What this task involves -> Narrow the data below down to the lines containing "Security".

Entries from a dataset ->
------------------------

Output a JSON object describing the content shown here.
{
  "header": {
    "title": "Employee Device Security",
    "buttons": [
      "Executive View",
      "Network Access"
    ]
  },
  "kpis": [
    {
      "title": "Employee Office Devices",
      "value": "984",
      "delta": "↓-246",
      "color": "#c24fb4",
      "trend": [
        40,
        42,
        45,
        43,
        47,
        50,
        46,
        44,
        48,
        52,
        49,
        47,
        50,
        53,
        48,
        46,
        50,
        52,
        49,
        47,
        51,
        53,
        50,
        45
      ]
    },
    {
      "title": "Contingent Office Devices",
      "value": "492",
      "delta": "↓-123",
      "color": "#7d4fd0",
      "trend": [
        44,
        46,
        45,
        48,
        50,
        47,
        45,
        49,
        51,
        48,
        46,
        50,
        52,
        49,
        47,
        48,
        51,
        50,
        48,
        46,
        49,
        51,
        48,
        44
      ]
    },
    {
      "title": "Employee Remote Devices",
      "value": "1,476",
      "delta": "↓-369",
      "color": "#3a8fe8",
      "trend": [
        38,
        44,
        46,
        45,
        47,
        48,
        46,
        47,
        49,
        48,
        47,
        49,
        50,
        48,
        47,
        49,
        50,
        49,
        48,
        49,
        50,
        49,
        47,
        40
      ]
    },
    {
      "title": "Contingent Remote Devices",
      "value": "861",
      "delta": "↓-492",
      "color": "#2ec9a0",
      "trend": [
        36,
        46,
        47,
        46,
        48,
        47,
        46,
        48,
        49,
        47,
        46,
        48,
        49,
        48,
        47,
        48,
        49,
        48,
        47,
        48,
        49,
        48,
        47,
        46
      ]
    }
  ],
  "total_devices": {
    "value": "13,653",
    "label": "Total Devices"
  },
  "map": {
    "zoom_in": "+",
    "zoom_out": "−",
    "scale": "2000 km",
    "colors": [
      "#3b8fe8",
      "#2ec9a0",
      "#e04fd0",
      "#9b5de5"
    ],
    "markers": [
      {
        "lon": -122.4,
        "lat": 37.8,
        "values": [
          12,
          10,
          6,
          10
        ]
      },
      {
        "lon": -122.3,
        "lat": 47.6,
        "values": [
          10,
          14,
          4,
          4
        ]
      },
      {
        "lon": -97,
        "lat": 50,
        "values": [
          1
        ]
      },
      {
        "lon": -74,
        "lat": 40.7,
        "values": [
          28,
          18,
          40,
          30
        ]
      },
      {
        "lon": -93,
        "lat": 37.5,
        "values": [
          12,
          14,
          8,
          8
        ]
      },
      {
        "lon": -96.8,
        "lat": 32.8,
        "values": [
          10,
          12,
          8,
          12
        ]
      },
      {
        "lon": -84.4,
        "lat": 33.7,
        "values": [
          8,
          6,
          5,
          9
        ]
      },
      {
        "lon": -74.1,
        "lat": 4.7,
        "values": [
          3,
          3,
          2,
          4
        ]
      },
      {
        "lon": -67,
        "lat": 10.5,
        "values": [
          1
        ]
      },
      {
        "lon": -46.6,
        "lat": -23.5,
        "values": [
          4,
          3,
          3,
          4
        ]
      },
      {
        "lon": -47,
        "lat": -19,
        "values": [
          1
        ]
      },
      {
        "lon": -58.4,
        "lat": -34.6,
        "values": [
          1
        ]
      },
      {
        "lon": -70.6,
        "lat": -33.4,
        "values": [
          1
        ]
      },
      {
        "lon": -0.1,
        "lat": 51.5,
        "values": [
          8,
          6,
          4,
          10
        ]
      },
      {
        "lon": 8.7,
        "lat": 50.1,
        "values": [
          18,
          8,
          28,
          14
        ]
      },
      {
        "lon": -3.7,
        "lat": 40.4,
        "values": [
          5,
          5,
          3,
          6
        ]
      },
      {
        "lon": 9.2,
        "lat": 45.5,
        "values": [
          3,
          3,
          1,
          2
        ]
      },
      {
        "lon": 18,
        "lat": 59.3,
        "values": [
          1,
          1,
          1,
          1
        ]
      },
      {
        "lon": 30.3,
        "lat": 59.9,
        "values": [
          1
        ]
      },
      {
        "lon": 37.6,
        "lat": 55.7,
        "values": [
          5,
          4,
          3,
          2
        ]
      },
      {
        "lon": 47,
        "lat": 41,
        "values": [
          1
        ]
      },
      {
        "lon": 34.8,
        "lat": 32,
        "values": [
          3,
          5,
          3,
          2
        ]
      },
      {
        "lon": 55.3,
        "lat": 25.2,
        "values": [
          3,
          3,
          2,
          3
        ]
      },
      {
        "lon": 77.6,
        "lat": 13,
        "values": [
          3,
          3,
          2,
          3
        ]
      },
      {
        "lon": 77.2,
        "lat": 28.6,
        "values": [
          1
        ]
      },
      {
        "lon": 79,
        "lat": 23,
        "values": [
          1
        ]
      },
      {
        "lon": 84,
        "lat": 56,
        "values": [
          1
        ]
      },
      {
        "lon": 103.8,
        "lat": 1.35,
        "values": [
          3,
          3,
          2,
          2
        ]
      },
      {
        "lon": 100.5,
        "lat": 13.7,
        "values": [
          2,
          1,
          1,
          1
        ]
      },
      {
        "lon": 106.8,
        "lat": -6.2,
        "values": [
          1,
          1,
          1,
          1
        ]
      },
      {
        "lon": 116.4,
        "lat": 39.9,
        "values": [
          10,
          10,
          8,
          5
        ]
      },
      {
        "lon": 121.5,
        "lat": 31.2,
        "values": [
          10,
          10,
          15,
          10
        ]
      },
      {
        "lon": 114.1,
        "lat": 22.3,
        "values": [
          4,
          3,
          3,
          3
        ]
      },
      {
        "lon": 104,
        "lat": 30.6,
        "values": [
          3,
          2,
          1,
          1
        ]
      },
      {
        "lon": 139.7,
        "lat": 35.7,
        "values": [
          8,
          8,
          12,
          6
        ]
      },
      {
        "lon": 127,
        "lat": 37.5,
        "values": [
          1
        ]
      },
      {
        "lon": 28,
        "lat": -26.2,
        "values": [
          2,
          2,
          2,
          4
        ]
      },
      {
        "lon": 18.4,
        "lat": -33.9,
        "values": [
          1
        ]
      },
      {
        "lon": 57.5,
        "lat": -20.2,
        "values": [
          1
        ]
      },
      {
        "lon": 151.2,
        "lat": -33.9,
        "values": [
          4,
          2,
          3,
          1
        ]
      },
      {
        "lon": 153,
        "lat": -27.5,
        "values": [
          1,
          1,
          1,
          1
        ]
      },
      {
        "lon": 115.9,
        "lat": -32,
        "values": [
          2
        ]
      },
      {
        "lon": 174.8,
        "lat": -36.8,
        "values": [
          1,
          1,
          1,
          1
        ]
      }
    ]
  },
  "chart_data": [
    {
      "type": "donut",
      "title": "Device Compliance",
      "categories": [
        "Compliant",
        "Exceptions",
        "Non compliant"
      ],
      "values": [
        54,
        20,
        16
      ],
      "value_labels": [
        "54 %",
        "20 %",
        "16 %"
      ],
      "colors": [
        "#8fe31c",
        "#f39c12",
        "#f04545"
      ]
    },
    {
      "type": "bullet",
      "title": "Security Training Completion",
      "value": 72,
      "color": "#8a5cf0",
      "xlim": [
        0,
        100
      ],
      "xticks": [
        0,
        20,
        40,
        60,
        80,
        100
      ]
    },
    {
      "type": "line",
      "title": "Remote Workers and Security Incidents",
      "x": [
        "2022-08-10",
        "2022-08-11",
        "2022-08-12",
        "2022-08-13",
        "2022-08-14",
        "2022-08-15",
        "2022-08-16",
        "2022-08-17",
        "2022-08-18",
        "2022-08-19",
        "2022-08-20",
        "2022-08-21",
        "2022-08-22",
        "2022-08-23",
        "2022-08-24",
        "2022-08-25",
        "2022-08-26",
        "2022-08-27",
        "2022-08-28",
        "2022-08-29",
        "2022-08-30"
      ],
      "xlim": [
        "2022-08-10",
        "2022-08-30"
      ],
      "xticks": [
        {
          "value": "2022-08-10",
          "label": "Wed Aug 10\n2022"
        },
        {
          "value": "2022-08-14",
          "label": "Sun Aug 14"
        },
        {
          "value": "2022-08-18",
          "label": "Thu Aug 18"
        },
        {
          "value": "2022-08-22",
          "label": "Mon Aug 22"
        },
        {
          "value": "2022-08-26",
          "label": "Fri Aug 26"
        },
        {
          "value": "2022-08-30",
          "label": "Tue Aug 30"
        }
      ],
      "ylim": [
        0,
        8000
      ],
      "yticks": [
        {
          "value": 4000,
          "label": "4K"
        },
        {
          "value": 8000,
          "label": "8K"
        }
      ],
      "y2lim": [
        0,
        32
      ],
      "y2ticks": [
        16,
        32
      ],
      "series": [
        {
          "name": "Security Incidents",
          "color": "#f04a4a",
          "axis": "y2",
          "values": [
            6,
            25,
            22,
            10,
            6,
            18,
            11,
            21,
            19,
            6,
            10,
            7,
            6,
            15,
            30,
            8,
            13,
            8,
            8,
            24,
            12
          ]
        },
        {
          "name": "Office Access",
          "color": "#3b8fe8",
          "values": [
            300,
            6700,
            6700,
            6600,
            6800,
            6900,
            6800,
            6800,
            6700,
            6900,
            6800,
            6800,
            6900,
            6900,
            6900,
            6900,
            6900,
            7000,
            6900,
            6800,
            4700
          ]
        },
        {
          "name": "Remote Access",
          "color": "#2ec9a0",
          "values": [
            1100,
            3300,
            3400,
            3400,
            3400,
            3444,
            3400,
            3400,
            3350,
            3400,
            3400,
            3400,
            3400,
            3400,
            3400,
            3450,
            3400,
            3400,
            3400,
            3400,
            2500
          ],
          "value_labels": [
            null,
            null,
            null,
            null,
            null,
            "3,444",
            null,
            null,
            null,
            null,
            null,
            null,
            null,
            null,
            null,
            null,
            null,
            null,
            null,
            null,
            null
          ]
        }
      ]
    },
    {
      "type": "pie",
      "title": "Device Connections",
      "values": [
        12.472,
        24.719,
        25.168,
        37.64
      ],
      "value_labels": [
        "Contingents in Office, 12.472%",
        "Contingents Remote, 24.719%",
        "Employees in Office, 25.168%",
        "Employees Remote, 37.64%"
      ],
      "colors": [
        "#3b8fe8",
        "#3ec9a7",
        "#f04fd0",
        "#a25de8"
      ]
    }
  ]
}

------------------------

Answer to the problem ->
    "title": "Employee Device Security",
      "title": "Security Training Completion",
      "title": "Remote Workers and Security Incidents",
          "name": "Security Incidents",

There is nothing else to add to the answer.